Each entry must be reproduced precisely as it stands.

╭─ Records supplied

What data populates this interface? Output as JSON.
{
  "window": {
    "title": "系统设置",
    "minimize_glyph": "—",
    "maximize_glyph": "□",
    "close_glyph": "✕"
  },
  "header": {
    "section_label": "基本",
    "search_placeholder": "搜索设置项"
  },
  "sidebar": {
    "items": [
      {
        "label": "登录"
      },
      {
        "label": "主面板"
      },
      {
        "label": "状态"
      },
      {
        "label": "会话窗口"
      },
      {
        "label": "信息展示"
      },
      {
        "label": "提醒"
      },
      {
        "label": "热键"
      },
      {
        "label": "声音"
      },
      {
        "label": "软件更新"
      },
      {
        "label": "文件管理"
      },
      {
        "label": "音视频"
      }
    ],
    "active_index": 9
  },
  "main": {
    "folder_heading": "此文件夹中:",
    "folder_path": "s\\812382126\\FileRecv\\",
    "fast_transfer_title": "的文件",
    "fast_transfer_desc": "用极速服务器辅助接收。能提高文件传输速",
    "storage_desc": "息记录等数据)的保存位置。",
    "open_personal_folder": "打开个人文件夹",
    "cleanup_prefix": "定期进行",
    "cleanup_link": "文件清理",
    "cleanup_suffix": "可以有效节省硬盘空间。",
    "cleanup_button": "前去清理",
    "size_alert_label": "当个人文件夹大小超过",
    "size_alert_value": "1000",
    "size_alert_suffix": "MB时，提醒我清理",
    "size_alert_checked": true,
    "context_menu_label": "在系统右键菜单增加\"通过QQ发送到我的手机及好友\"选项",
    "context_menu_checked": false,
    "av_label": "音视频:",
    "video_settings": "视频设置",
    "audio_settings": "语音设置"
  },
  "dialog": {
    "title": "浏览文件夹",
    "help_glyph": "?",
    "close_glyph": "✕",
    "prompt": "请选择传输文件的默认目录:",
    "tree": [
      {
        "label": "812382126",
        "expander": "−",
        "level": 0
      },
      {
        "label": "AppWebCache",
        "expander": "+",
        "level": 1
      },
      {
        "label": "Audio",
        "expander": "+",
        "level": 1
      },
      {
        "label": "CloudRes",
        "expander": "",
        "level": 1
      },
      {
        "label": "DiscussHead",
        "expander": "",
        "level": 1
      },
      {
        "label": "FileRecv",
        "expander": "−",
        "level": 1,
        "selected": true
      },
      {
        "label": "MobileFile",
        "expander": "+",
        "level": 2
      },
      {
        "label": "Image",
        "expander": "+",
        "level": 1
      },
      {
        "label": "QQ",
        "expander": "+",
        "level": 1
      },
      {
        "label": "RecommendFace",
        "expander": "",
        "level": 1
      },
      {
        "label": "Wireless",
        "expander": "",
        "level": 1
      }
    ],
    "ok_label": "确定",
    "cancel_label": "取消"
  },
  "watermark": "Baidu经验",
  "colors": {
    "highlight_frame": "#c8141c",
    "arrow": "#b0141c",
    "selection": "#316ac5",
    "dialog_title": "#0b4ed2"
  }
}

╰─

> [Task answer]
What data populates this interface? Output as JSON.
{
  "window": {
    "title": "系统设置",
    "minimize_glyph": "—",
    "maximize_glyph": "□",
    "close_glyph": "✕"
  },
  "header": {
    "section_label": "基本",
    "search_placeholder": "搜索设置项"
  },
  "sidebar": {
    "items": [
      {
        "label": "登录"
      },
      {
        "label": "主面板"
      },
      {
        "label": "状态"
      },
      {
        "label": "会话窗口"
      },
      {
        "label": "信息展示"
      },
      {
        "label": "提醒"
      },
      {
        "label": "热键"
      },
      {
        "label": "声音"
      },
      {
        "label": "软件更新"
      },
      {
        "label": "文件管理"
      },
      {
        "label": "音视频"
      }
    ],
    "active_index": 9
  },
  "main": {
    "folder_heading": "此文件夹中:",
    "folder_path": "s\\812382126\\FileRecv\\",
    "fast_transfer_title": "的文件",
    "fast_transfer_desc": "用极速服务器辅助接收。能提高文件传输速",
    "storage_desc": "息记录等数据)的保存位置。",
    "open_personal_folder": "打开个人文件夹",
    "cleanup_prefix": "定期进行",
    "cleanup_link": "文件清理",
    "cleanup_suffix": "可以有效节省硬盘空间。",
    "cleanup_button": "前去清理",
    "size_alert_label": "当个人文件夹大小超过",
    "size_alert_value": "1000",
    "size_alert_suffix": "MB时，提醒我清理",
    "size_alert_checked": true,
    "context_menu_label": "在系统右键菜单增加\"通过QQ发送到我的手机及好友\"选项",
    "context_menu_checked": false,
    "av_label": "音视频:",
    "video_settings": "视频设置",
    "audio_settings": "语音设置"
  },
  "dialog": {
    "title": "浏览文件夹",
    "help_glyph": "?",
    "close_glyph": "✕",
    "prompt": "请选择传输文件的默认目录:",
    "tree": [
      {
        "label": "812382126",
        "expander": "−",
        "level": 0
      },
      {
        "label": "AppWebCache",
        "expander": "+",
        "level": 1
      },
      {
        "label": "Audio",
        "expander": "+",
        "level": 1
      },
      {
        "label": "CloudRes",
        "expander": "",
        "level": 1
      },
      {
        "label": "DiscussHead",
        "expander": "",
        "level": 1
      },
      {
        "label": "FileRecv",
        "expander": "−",
        "level": 1,
        "selected": true
      },
      {
        "label": "MobileFile",
        "expander": "+",
        "level": 2
      },
      {
        "label": "Image",
        "expander": "+",
        "level": 1
      },
      {
        "label": "QQ",
        "expander": "+",
        "level": 1
      },
      {
        "label": "RecommendFace",
        "expander": "",
        "level": 1
      },
      {
        "label": "Wireless",
        "expander": "",
        "level": 1
      }
    ],
    "ok_label": "确定",
    "cancel_label": "取消"
  },
  "watermark": "Baidu经验",
  "colors": {
    "highlight_frame": "#c8141c",
    "arrow": "#b0141c",
    "selection": "#316ac5",
    "dialog_title": "#0b4ed2"
  }
}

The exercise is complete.